What is needed:
Identify and pull out each line of the entries in which "search" occurs.

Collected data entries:

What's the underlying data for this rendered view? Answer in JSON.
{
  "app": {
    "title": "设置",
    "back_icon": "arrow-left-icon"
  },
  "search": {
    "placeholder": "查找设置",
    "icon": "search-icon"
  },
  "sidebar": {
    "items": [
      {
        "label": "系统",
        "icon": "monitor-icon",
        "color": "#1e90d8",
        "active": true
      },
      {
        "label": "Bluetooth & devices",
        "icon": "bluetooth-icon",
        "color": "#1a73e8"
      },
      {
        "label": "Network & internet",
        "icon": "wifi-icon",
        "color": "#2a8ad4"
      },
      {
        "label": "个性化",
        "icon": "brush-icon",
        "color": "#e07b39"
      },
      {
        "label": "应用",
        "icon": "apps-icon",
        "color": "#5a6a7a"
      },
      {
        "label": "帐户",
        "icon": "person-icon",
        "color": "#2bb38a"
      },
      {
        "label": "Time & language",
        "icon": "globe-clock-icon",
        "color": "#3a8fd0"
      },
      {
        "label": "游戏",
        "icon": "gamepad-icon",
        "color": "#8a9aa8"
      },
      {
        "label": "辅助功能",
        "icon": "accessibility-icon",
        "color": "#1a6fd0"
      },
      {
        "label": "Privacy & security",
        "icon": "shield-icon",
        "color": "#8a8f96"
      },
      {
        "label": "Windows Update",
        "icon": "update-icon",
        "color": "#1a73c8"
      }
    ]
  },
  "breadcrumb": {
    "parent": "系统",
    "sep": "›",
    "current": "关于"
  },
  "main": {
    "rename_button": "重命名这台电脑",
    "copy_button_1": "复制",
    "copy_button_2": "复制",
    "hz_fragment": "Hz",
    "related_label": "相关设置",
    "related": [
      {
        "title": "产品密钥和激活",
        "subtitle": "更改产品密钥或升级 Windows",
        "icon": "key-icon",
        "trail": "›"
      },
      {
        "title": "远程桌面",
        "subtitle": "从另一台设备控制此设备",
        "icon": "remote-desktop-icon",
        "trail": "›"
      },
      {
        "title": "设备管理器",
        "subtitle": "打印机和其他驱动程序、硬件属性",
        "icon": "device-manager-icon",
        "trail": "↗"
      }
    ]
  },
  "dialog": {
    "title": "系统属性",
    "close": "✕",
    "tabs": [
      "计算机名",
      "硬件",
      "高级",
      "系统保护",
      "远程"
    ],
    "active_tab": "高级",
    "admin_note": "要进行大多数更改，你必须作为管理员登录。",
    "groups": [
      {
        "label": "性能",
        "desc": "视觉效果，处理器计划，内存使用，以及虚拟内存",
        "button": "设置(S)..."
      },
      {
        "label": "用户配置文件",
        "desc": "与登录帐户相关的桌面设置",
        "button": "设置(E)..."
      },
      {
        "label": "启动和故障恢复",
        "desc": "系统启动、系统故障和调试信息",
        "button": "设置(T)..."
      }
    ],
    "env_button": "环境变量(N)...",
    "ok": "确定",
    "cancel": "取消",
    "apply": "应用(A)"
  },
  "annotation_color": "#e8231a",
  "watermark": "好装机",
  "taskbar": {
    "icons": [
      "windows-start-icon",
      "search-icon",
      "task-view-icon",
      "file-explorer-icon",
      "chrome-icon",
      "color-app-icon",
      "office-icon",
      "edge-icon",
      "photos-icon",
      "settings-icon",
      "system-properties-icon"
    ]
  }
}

Exercise solution:
  "search": {
    "icon": "search-icon"
      "search-icon",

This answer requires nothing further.